Stated task → Search the material for the string "screenshot", then return every line where it is found.

Source records →
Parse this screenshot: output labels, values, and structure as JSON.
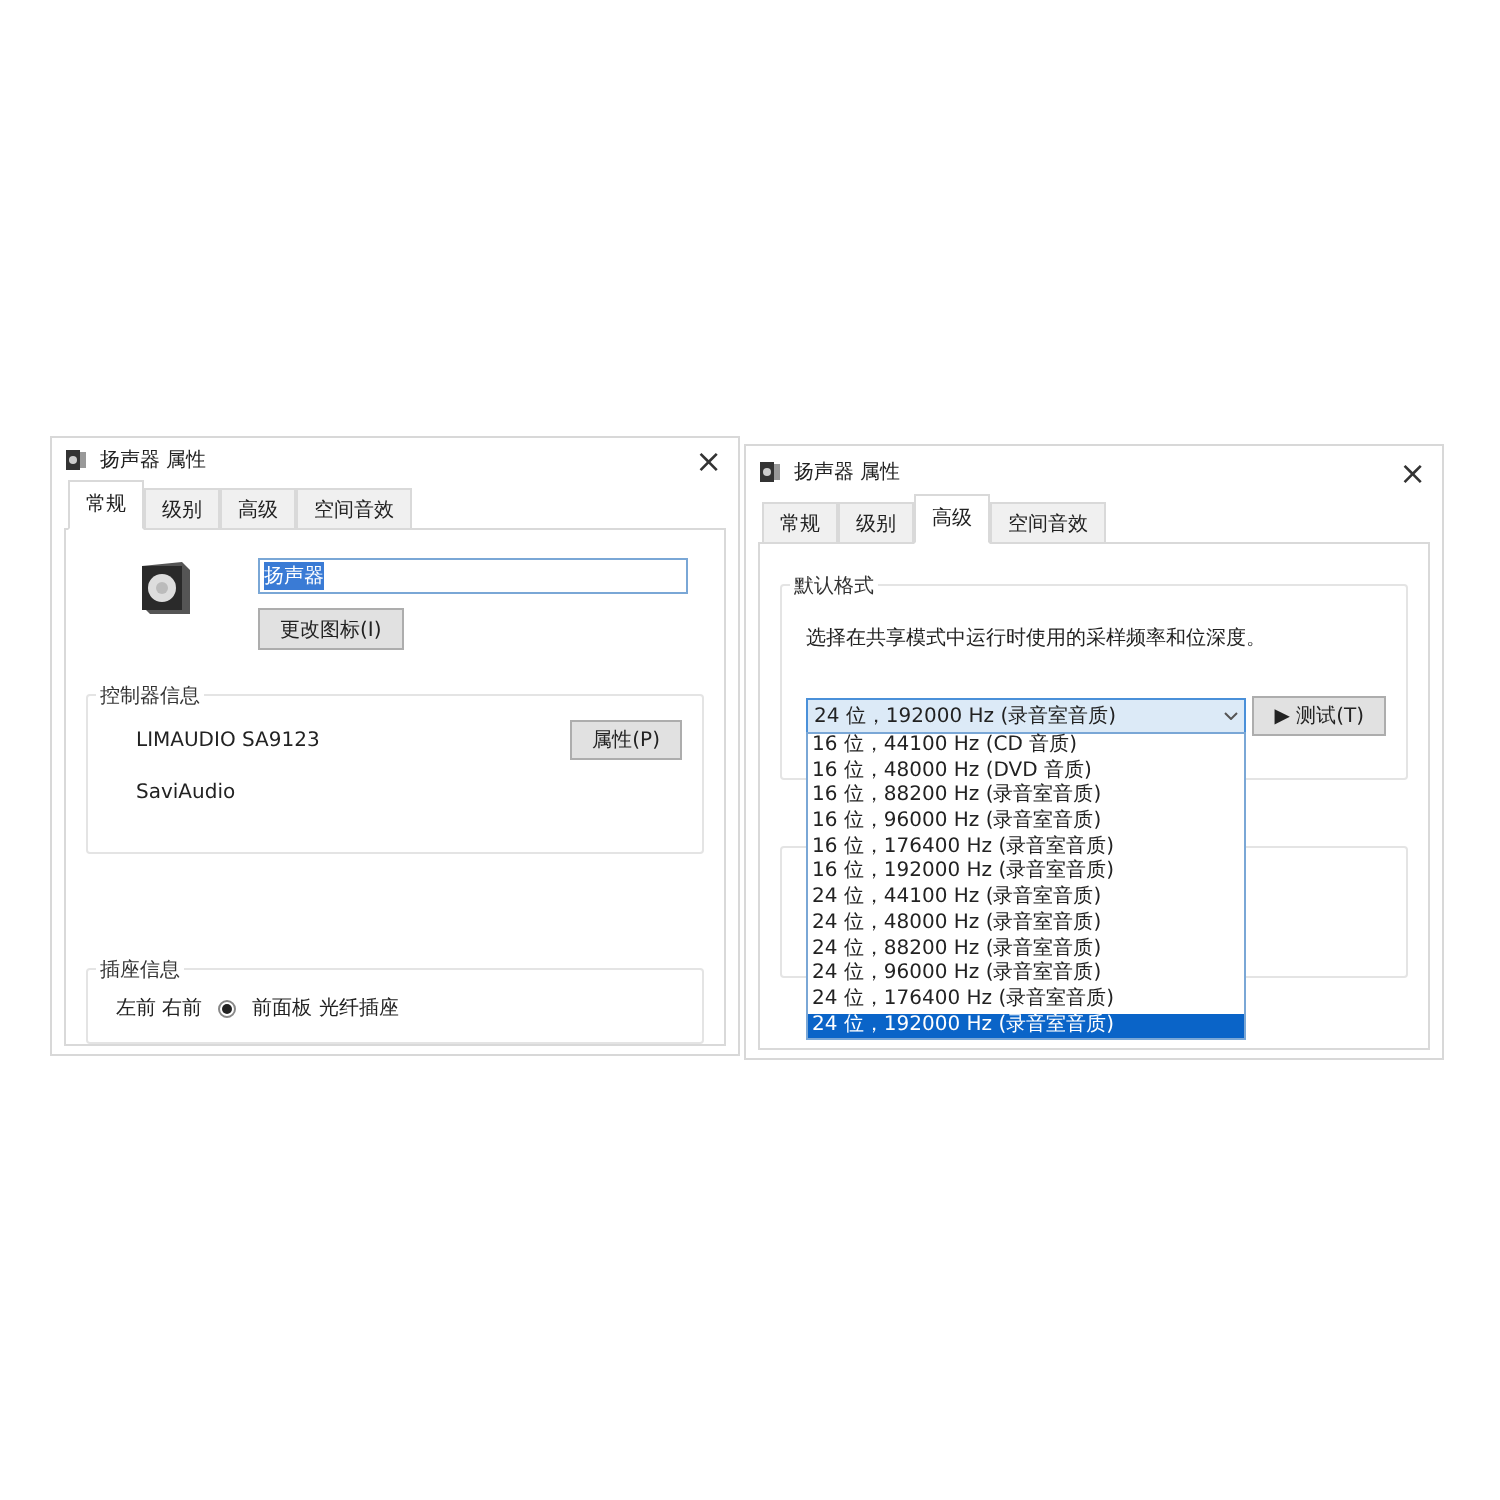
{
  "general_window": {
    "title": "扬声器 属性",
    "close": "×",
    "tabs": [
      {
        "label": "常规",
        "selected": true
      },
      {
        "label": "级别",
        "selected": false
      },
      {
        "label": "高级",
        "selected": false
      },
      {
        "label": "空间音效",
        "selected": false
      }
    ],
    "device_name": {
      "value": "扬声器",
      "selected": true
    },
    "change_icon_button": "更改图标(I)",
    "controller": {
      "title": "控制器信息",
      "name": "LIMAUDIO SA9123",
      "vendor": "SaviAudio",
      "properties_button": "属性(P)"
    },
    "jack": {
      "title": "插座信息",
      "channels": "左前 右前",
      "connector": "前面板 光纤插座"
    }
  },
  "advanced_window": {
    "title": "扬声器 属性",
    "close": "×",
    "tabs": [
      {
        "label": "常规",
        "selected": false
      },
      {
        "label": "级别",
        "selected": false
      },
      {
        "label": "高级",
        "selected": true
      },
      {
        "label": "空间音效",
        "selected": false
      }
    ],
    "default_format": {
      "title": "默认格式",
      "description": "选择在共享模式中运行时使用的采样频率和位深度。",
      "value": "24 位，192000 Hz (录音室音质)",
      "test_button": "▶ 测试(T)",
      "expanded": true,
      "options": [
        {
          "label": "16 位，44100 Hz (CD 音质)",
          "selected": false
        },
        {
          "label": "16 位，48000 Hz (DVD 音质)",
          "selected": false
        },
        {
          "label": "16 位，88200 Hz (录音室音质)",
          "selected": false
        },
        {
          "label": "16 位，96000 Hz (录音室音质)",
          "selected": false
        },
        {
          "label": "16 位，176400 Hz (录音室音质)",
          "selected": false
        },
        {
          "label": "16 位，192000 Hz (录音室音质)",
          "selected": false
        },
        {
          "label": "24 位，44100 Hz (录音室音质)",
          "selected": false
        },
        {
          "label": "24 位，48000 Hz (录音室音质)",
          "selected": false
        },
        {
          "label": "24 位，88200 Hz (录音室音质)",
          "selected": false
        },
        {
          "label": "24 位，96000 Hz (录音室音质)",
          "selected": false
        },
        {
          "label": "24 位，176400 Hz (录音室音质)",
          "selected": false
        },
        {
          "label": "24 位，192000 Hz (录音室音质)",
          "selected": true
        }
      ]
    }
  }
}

--

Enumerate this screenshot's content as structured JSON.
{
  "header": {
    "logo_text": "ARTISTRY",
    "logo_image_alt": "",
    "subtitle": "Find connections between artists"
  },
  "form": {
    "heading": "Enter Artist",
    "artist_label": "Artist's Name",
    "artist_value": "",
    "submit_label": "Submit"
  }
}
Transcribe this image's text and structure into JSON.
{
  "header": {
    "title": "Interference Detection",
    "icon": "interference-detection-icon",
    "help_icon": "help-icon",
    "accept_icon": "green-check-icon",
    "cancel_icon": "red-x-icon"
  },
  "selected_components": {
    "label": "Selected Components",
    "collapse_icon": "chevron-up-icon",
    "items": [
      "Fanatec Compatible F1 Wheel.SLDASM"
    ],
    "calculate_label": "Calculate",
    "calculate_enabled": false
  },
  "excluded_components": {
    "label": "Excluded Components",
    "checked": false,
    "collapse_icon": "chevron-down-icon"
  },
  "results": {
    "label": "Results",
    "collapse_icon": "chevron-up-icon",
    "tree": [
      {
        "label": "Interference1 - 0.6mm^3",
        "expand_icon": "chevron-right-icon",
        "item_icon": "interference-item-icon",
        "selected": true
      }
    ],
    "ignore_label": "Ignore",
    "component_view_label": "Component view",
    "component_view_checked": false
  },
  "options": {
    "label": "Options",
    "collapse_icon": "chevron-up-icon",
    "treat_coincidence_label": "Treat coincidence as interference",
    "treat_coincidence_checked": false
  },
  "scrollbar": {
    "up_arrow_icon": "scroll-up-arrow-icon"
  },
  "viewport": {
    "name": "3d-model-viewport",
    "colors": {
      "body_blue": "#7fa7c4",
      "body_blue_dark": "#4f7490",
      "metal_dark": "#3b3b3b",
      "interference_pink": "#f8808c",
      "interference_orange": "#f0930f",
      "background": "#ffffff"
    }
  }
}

--

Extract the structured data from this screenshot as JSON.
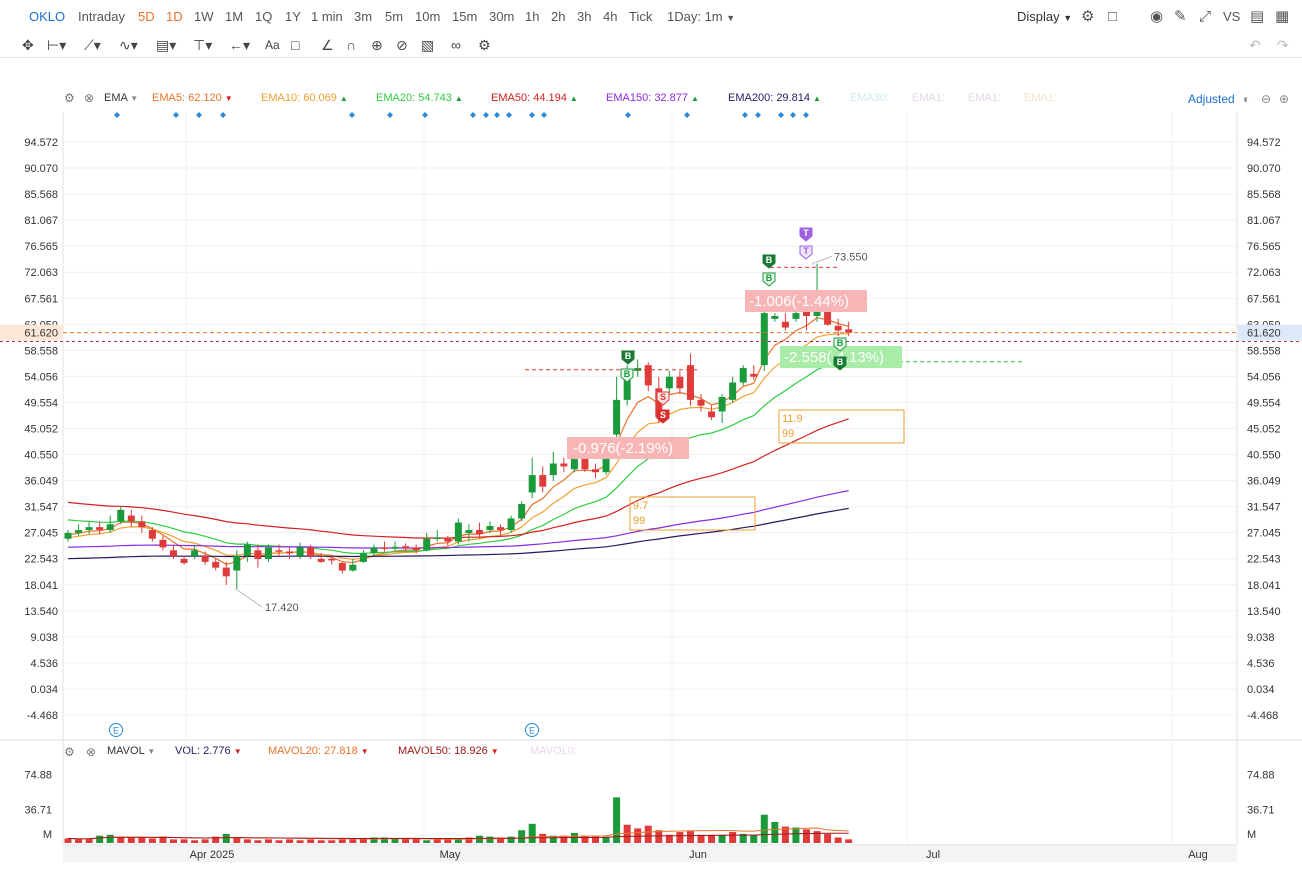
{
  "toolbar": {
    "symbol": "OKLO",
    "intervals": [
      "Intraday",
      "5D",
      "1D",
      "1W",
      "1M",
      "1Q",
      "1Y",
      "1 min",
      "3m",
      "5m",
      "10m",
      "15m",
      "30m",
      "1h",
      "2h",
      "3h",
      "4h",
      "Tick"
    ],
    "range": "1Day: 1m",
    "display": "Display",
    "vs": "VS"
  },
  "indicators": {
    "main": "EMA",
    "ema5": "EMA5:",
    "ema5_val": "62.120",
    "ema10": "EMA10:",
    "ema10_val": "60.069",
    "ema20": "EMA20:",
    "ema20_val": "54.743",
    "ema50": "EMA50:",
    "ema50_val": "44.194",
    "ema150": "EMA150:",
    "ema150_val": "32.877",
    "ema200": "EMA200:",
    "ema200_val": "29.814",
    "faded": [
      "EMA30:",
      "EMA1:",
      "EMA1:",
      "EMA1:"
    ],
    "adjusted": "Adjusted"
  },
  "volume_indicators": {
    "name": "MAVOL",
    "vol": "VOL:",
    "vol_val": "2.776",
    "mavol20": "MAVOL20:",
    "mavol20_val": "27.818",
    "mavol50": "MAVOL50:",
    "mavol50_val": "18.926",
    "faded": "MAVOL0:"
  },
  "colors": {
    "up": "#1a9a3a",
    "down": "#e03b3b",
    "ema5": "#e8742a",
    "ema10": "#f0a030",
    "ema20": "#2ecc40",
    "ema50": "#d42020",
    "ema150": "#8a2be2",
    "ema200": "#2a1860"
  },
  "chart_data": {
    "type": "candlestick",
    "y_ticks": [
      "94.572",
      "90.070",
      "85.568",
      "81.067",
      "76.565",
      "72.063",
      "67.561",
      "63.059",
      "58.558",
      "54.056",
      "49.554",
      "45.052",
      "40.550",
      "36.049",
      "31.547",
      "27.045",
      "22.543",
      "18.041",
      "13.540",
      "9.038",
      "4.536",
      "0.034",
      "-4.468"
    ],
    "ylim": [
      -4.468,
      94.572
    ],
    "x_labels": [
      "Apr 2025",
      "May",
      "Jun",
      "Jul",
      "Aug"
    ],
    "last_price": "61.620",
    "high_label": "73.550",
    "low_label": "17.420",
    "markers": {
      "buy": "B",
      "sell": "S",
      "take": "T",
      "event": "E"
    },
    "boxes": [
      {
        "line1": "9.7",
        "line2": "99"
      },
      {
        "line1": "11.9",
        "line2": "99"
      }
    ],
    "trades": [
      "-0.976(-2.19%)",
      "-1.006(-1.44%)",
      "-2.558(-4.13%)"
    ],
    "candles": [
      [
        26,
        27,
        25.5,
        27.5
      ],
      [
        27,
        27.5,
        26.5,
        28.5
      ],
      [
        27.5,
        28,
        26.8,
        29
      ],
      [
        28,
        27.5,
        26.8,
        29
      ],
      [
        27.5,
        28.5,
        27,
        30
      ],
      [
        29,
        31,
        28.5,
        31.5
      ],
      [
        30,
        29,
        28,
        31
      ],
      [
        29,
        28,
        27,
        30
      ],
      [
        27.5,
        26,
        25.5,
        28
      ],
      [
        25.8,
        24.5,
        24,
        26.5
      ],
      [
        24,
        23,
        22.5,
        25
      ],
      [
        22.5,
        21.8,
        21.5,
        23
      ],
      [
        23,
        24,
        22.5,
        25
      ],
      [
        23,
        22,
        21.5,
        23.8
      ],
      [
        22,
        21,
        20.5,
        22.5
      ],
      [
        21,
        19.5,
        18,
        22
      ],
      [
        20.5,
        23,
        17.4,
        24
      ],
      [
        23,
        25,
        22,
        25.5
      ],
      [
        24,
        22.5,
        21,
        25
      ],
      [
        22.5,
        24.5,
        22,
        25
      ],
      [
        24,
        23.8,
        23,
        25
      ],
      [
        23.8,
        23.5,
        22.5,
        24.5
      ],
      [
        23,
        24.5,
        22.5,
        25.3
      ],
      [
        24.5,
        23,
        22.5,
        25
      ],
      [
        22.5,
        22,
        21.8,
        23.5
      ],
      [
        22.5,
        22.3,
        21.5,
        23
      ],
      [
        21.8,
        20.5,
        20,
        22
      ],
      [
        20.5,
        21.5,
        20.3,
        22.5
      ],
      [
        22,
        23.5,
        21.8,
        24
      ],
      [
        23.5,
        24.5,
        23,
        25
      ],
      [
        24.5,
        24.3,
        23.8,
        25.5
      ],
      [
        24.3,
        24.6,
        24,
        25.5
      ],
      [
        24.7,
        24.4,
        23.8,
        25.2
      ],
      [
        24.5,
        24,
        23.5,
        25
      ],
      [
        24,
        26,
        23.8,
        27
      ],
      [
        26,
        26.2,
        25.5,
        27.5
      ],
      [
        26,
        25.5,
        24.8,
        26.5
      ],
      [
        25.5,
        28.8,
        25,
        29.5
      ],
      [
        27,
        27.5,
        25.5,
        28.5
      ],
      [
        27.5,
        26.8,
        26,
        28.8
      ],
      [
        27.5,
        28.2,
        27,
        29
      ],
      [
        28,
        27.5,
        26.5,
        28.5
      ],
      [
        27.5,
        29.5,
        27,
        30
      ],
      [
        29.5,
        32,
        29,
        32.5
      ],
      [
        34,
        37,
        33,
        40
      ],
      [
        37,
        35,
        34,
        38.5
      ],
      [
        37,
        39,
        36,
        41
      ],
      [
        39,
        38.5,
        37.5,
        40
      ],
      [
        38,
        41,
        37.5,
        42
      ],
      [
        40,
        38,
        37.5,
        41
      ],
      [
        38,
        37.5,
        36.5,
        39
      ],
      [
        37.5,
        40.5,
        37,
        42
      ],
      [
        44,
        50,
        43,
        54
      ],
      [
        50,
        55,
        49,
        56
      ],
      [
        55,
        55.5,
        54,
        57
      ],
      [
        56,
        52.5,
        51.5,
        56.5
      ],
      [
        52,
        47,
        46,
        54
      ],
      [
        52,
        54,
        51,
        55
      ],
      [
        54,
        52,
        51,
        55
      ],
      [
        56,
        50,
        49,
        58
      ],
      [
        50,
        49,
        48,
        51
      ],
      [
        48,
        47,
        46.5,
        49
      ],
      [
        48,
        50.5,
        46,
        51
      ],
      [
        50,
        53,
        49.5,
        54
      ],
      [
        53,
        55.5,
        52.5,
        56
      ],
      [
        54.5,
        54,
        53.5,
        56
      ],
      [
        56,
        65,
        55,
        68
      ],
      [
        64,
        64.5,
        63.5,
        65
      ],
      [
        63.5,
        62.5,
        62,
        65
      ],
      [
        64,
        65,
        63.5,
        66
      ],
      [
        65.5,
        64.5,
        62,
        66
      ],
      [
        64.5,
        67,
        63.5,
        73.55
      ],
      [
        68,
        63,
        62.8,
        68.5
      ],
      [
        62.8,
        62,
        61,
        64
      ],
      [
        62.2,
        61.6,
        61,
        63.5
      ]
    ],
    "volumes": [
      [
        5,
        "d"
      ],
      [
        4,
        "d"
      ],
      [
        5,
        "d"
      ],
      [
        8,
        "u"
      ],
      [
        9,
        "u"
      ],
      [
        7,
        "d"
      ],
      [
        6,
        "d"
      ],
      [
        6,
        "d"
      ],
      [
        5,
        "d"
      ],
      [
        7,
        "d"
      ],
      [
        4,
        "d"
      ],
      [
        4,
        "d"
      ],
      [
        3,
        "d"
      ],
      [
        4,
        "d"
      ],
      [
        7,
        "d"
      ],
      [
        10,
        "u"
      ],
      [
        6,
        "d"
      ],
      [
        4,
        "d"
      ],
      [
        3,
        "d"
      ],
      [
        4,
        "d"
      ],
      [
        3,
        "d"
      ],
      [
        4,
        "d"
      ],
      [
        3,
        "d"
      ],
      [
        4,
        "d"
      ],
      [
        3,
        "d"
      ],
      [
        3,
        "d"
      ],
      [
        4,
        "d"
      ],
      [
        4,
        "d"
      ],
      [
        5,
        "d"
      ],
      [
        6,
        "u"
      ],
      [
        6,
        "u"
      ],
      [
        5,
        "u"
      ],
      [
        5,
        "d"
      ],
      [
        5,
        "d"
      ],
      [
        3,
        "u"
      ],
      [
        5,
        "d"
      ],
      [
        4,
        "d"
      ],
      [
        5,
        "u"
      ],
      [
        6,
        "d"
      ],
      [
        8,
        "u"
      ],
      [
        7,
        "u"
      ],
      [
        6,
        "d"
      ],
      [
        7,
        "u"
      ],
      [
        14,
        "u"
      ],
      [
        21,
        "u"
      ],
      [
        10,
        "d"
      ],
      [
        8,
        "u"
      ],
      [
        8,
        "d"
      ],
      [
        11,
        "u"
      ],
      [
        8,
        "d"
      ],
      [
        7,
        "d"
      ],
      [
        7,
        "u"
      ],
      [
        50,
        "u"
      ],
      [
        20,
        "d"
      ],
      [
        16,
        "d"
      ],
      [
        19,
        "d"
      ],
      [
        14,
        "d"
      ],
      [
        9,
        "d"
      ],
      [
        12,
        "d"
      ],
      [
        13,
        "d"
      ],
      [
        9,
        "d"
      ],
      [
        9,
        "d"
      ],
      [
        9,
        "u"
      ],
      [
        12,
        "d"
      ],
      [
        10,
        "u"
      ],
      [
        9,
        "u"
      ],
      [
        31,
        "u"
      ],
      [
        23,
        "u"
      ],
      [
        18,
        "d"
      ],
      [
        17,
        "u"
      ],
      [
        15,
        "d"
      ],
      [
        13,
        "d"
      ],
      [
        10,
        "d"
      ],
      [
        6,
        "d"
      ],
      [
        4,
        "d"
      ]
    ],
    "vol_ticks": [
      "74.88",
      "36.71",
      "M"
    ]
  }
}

Finished answer →
Parse this screenshot: output labels, values, and structure as JSON.
Enumerate this screenshot's content as structured JSON.
Extract the structured data from this screenshot as JSON.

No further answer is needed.